For every line in the data below that contains "cnts", copy the line.

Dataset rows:
....................

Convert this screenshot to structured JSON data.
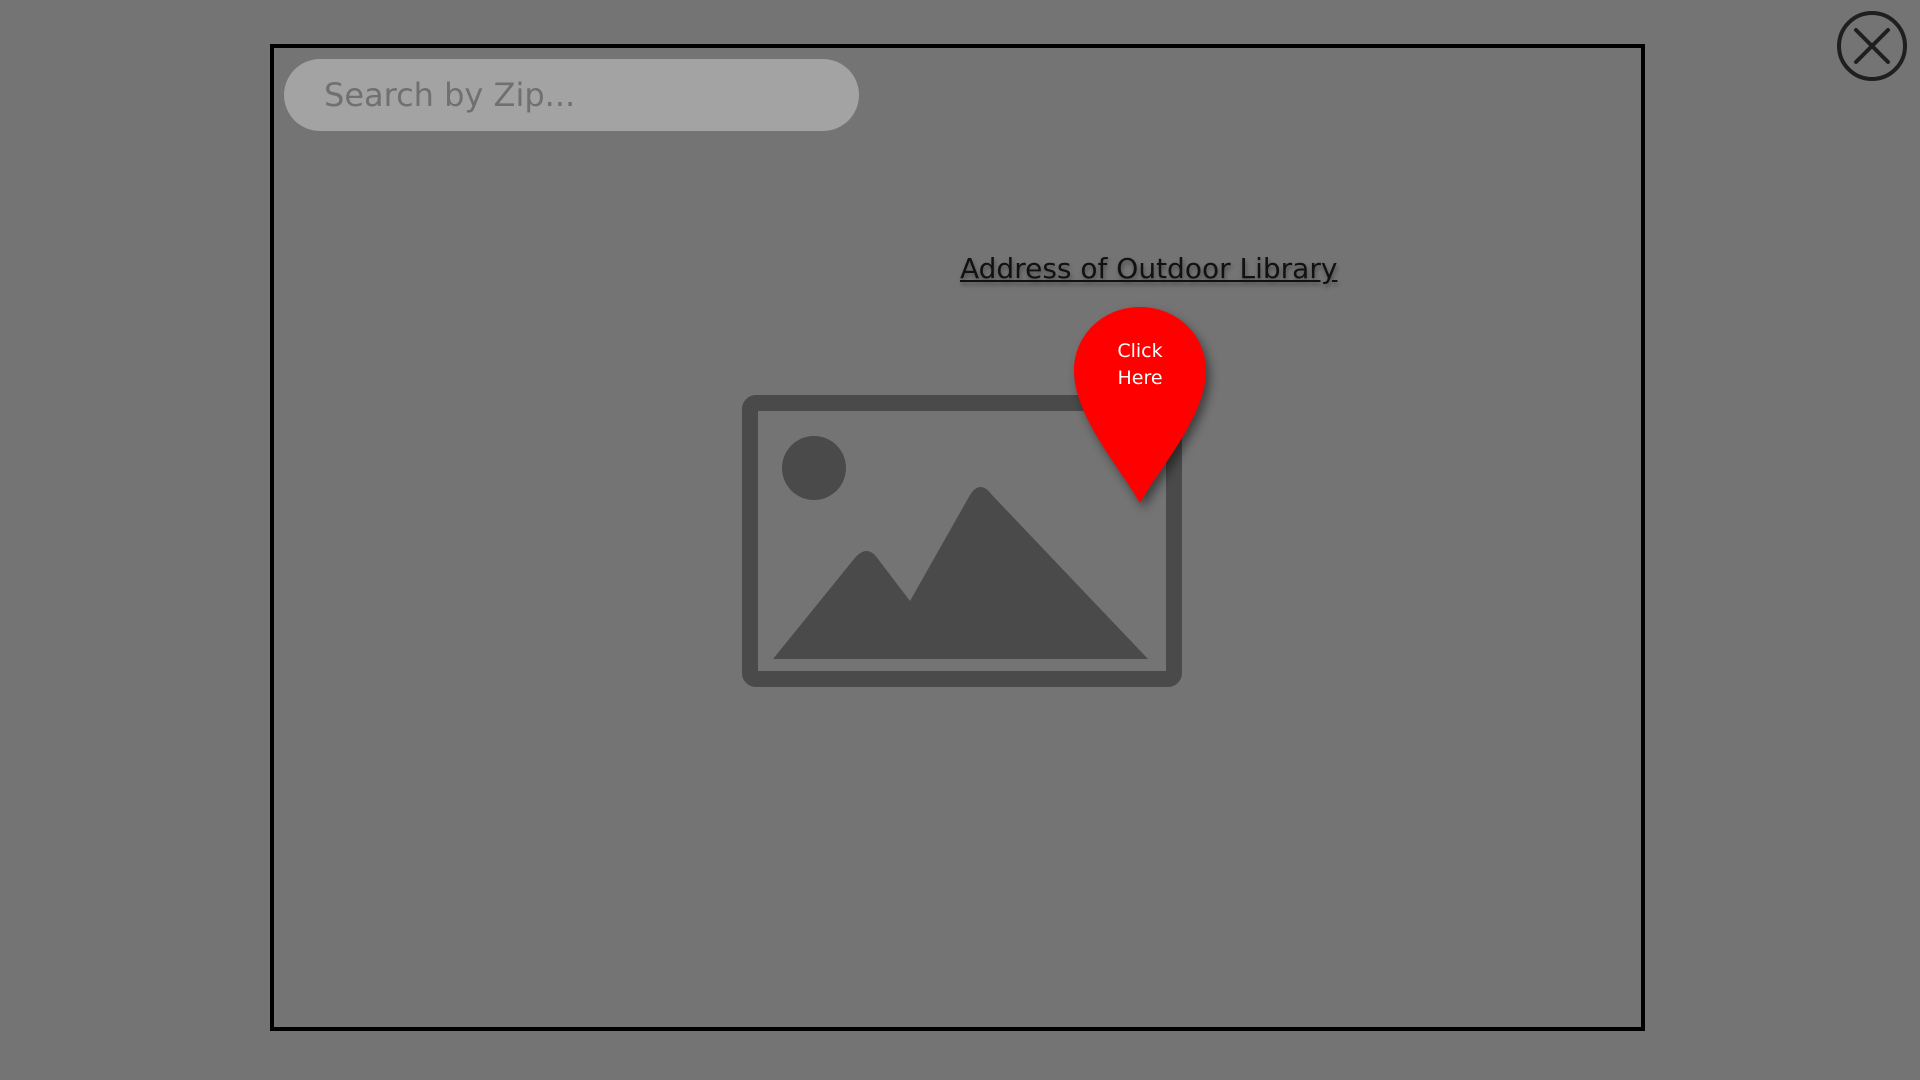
{
  "search": {
    "placeholder": "Search by Zip...",
    "value": ""
  },
  "map": {
    "address_link_label": "Address of Outdoor Library",
    "pin": {
      "line1": "Click",
      "line2": "Here",
      "color": "#ff0000"
    },
    "image_icon": "image-placeholder-icon"
  },
  "close_icon": "close-circle-icon",
  "colors": {
    "overlay": "#747474",
    "search_bg": "#a3a3a3",
    "pin": "#ff0000",
    "icon_dark": "#4a4a4a"
  }
}
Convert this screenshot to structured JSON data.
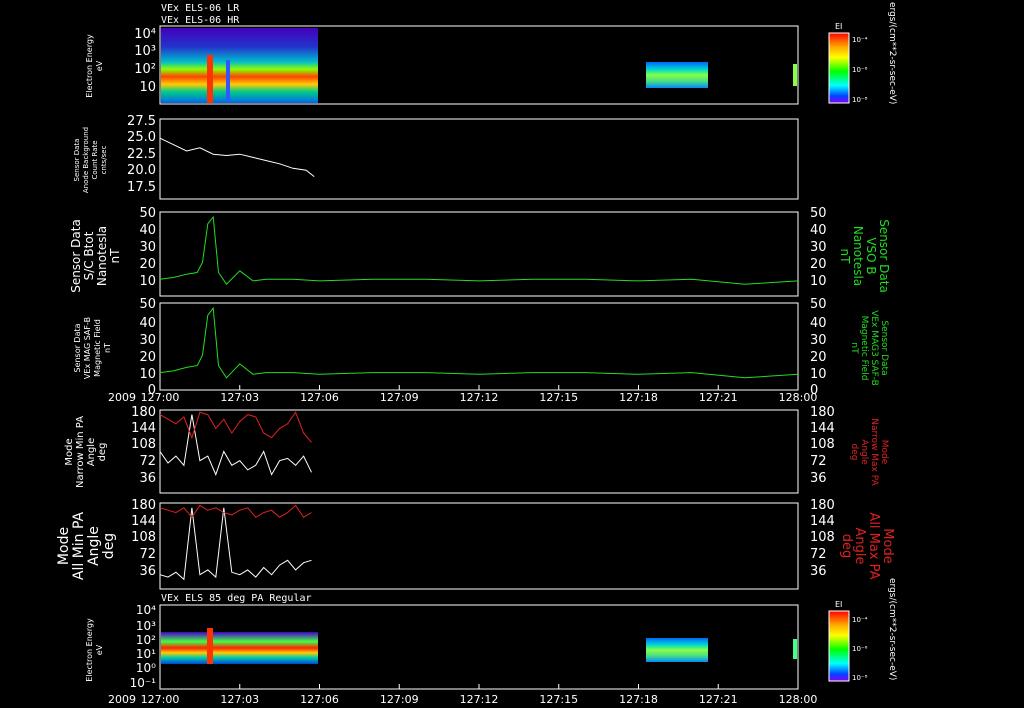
{
  "titles": {
    "top_line1": "VEx ELS-06 LR",
    "top_line2": "VEx ELS-06 HR",
    "bottom": "VEx ELS 85 deg PA Regular"
  },
  "colors": {
    "background": "#000000",
    "axes": "#ffffff",
    "white_trace": "#ffffff",
    "green_trace": "#22dd22",
    "red_trace": "#dd2222"
  },
  "x_axis": {
    "year_label": "2009",
    "tick_labels": [
      "127:00",
      "127:03",
      "127:06",
      "127:09",
      "127:12",
      "127:15",
      "127:18",
      "127:21",
      "128:00"
    ],
    "tick_values": [
      0,
      3,
      6,
      9,
      12,
      15,
      18,
      21,
      24
    ],
    "range": [
      0,
      24
    ]
  },
  "colorbar": {
    "label": "EI",
    "tick_labels": [
      "10⁻⁴",
      "10⁻⁶",
      "10⁻⁸"
    ],
    "right_label_top": "ergs/(cm**2-sr-sec-eV)",
    "right_label_bottom": "ergs/(cm**2-sr-sec-eV)"
  },
  "panels": {
    "p1": {
      "ylabel": [
        "Electron Energy",
        "eV"
      ],
      "ticks": [
        "10⁴",
        "10³",
        "10²",
        "10"
      ]
    },
    "p2": {
      "ylabel": [
        "Sensor Data",
        "Anode Background",
        "Count Rate",
        "cnts/sec"
      ],
      "ticks": [
        "27.5",
        "25.0",
        "22.5",
        "20.0",
        "17.5"
      ]
    },
    "p3": {
      "ylabel": [
        "Sensor Data",
        "S/C Btot",
        "Nanotesla",
        "nT"
      ],
      "ticks": [
        "50",
        "40",
        "30",
        "20",
        "10"
      ],
      "rlabel": [
        "Sensor Data",
        "VSO B",
        "Nanotesla",
        "nT"
      ]
    },
    "p4": {
      "ylabel": [
        "Sensor Data",
        "VEx MAG SAF-B",
        "Magnetic Field",
        "nT"
      ],
      "ticks": [
        "50",
        "40",
        "30",
        "20",
        "10",
        "0"
      ],
      "rlabel": [
        "Sensor Data",
        "VEx MAG3 SAF-B",
        "Magnetic Field",
        "nT"
      ]
    },
    "p5": {
      "ylabel": [
        "Mode",
        "Narrow Min PA",
        "Angle",
        "deg"
      ],
      "ticks": [
        "180",
        "144",
        "108",
        "72",
        "36"
      ],
      "rlabel": [
        "Mode",
        "Narrow Max PA",
        "Angle",
        "deg"
      ]
    },
    "p6": {
      "ylabel": [
        "Mode",
        "All Min PA",
        "Angle",
        "deg"
      ],
      "ticks": [
        "180",
        "144",
        "108",
        "72",
        "36"
      ],
      "rlabel": [
        "Mode",
        "All Max PA",
        "Angle",
        "deg"
      ]
    },
    "p7": {
      "ylabel": [
        "Electron Energy",
        "eV"
      ],
      "ticks": [
        "10⁴",
        "10³",
        "10²",
        "10¹",
        "10⁰",
        "10⁻¹"
      ]
    }
  },
  "chart_data": [
    {
      "type": "heatmap",
      "title": "VEx ELS-06 LR / VEx ELS-06 HR",
      "ylabel": "Electron Energy eV",
      "y_scale": "log",
      "coverage_minutes": [
        [
          0,
          5.9
        ],
        [
          18.0,
          20.3
        ],
        [
          23.9,
          24.0
        ]
      ]
    },
    {
      "type": "line",
      "ylabel": "Sensor Data Anode Background Count Rate cnts/sec",
      "ylim": [
        15.0,
        27.5
      ],
      "x": [
        0.0,
        0.5,
        1.0,
        1.5,
        2.0,
        2.5,
        3.0,
        3.5,
        4.0,
        4.5,
        5.0,
        5.5,
        5.8
      ],
      "series": [
        {
          "values": [
            24.5,
            23.5,
            22.5,
            23.0,
            22.0,
            21.8,
            22.0,
            21.5,
            21.0,
            20.5,
            19.8,
            19.5,
            18.5
          ]
        }
      ]
    },
    {
      "type": "line",
      "ylabel": "Sensor Data S/C Btot Nanotesla nT",
      "ylim": [
        0,
        50
      ],
      "x": [
        0.0,
        0.5,
        1.0,
        1.4,
        1.6,
        1.8,
        2.0,
        2.2,
        2.5,
        3.0,
        3.5,
        4.0,
        5.0,
        6.0,
        8.0,
        10.0,
        12.0,
        14.0,
        16.0,
        18.0,
        20.0,
        22.0,
        24.0
      ],
      "series": [
        {
          "values": [
            10,
            11,
            13,
            14,
            20,
            43,
            47,
            14,
            7,
            15,
            9,
            10,
            10,
            9,
            10,
            10,
            9,
            10,
            10,
            9,
            10,
            7,
            9
          ]
        }
      ]
    },
    {
      "type": "line",
      "ylabel": "Sensor Data VEx MAG SAF-B Magnetic Field nT",
      "ylim": [
        0,
        50
      ],
      "x": [
        0.0,
        0.5,
        1.0,
        1.4,
        1.6,
        1.8,
        2.0,
        2.2,
        2.5,
        3.0,
        3.5,
        4.0,
        5.0,
        6.0,
        8.0,
        10.0,
        12.0,
        14.0,
        16.0,
        18.0,
        20.0,
        22.0,
        24.0
      ],
      "series": [
        {
          "values": [
            10,
            11,
            13,
            14,
            20,
            43,
            47,
            14,
            7,
            15,
            9,
            10,
            10,
            9,
            10,
            10,
            9,
            10,
            10,
            9,
            10,
            7,
            9
          ]
        }
      ]
    },
    {
      "type": "line",
      "ylabel": "Mode Narrow Min PA Angle deg",
      "ylim": [
        0,
        180
      ],
      "x": [
        0.0,
        0.3,
        0.6,
        0.9,
        1.2,
        1.5,
        1.8,
        2.1,
        2.4,
        2.7,
        3.0,
        3.3,
        3.6,
        3.9,
        4.2,
        4.5,
        4.8,
        5.1,
        5.4,
        5.7
      ],
      "series": [
        {
          "values": [
            90,
            65,
            80,
            60,
            170,
            70,
            80,
            40,
            90,
            60,
            70,
            50,
            60,
            90,
            40,
            70,
            75,
            60,
            80,
            45
          ]
        },
        {
          "values": [
            170,
            160,
            150,
            165,
            120,
            175,
            170,
            140,
            160,
            130,
            155,
            170,
            165,
            130,
            120,
            140,
            150,
            175,
            130,
            110
          ]
        }
      ]
    },
    {
      "type": "line",
      "ylabel": "Mode All Min PA Angle deg",
      "ylim": [
        0,
        180
      ],
      "x": [
        0.0,
        0.3,
        0.6,
        0.9,
        1.2,
        1.5,
        1.8,
        2.1,
        2.4,
        2.7,
        3.0,
        3.3,
        3.6,
        3.9,
        4.2,
        4.5,
        4.8,
        5.1,
        5.4,
        5.7
      ],
      "series": [
        {
          "values": [
            30,
            25,
            35,
            20,
            170,
            30,
            40,
            25,
            170,
            35,
            30,
            40,
            25,
            45,
            30,
            50,
            60,
            40,
            55,
            60
          ]
        },
        {
          "values": [
            170,
            165,
            160,
            170,
            150,
            175,
            165,
            170,
            160,
            155,
            165,
            170,
            150,
            160,
            165,
            150,
            160,
            175,
            150,
            160
          ]
        }
      ]
    },
    {
      "type": "heatmap",
      "title": "VEx ELS 85 deg PA Regular",
      "ylabel": "Electron Energy eV",
      "y_scale": "log",
      "coverage_minutes": [
        [
          0,
          5.9
        ],
        [
          18.0,
          20.3
        ],
        [
          23.9,
          24.0
        ]
      ]
    }
  ]
}
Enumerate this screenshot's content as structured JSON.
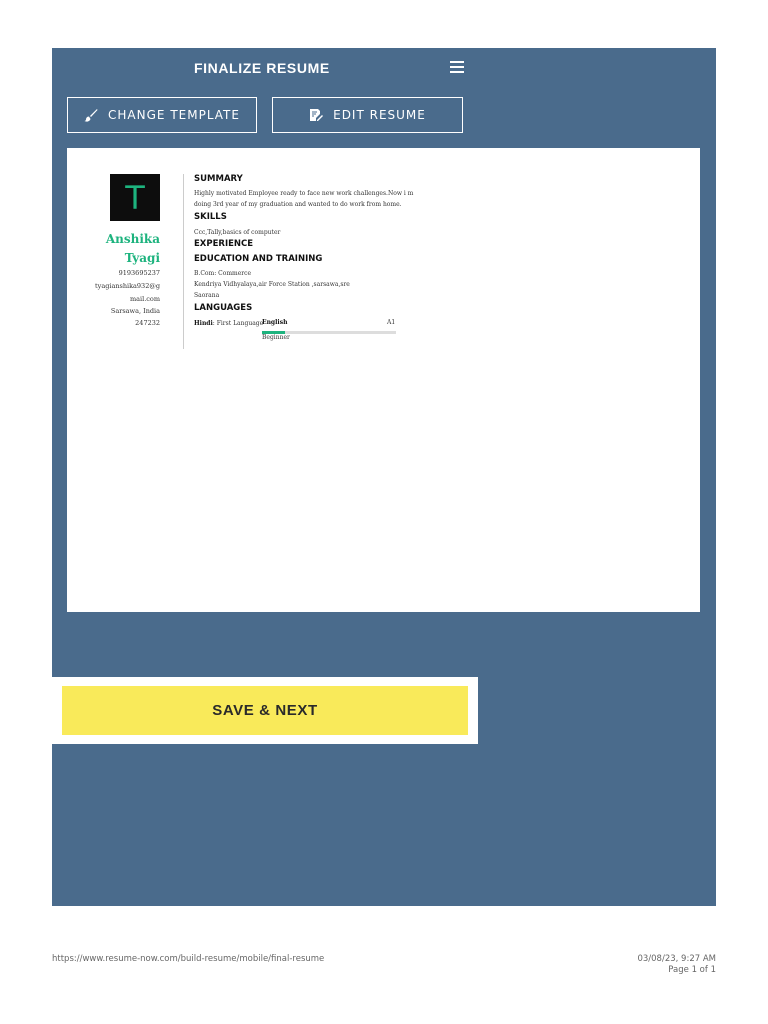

....................

▶ [EXERCISE ANSWER]:
        "cnts/sec"
      "ylabel": "Sensor Data Anode Background Count Rate cnts/sec",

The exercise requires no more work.